Task objective – From the entries below, copy out every line with "سالن" in it.
━━━━━━━━
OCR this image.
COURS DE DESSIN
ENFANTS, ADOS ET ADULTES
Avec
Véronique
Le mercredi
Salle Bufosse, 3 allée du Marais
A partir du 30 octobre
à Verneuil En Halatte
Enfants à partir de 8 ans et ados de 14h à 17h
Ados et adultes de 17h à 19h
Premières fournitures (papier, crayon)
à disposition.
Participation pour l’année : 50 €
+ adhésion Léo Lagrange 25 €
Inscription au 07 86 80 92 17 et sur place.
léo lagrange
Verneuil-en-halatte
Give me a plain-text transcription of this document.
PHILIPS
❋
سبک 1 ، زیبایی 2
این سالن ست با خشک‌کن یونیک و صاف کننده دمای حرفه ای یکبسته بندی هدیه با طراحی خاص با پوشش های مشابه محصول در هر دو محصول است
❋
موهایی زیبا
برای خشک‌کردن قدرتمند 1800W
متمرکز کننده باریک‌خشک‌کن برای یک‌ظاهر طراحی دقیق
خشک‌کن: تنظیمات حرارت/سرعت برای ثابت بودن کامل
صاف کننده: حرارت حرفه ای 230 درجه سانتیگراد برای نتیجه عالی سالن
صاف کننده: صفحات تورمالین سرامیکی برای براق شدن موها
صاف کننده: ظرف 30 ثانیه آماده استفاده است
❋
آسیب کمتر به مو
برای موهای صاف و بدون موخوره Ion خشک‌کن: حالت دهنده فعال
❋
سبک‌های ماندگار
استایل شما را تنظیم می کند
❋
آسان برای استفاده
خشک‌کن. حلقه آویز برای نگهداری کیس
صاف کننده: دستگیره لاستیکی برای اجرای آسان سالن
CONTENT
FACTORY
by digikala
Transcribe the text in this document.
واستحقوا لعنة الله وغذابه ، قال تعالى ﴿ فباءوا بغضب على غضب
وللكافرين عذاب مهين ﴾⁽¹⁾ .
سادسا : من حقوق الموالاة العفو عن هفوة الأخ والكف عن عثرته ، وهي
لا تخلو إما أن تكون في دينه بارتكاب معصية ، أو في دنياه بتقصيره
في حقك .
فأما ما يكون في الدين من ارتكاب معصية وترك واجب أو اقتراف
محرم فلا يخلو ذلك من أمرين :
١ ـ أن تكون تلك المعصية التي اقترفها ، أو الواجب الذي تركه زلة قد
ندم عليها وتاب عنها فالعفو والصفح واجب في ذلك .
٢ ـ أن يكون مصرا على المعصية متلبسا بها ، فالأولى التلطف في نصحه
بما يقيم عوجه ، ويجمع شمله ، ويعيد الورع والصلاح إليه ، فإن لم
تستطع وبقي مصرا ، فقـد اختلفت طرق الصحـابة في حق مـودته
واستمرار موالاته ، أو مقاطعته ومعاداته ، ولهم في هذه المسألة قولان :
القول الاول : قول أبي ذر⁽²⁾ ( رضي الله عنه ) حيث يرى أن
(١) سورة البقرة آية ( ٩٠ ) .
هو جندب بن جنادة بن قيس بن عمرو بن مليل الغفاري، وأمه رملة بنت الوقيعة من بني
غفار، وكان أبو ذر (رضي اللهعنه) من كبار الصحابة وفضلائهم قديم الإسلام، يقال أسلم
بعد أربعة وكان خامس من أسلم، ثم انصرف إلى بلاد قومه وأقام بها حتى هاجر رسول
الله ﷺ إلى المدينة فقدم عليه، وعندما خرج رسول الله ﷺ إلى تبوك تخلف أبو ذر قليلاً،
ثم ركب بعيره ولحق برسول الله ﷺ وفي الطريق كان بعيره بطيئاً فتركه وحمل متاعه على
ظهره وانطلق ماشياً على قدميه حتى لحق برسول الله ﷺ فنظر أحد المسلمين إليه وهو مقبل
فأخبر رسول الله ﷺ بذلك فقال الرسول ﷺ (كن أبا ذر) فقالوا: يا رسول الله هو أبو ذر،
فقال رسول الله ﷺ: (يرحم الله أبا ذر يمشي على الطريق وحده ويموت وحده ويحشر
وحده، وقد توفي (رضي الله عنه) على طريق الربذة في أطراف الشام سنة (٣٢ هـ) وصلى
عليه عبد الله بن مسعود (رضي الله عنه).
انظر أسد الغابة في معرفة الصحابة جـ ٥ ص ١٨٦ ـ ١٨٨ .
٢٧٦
━━━━━━━━
Result of this task –
این سالن ست با خشک‌کن یونیک و صاف کننده دمای حرفه ای یکبسته بندی هدیه با طراحی خاص با پوشش های مشابه محصول در هر دو محصول است
صاف کننده: حرارت حرفه ای 230 درجه سانتیگراد برای نتیجه عالی سالن
صاف کننده: دستگیره لاستیکی برای اجرای آسان سالن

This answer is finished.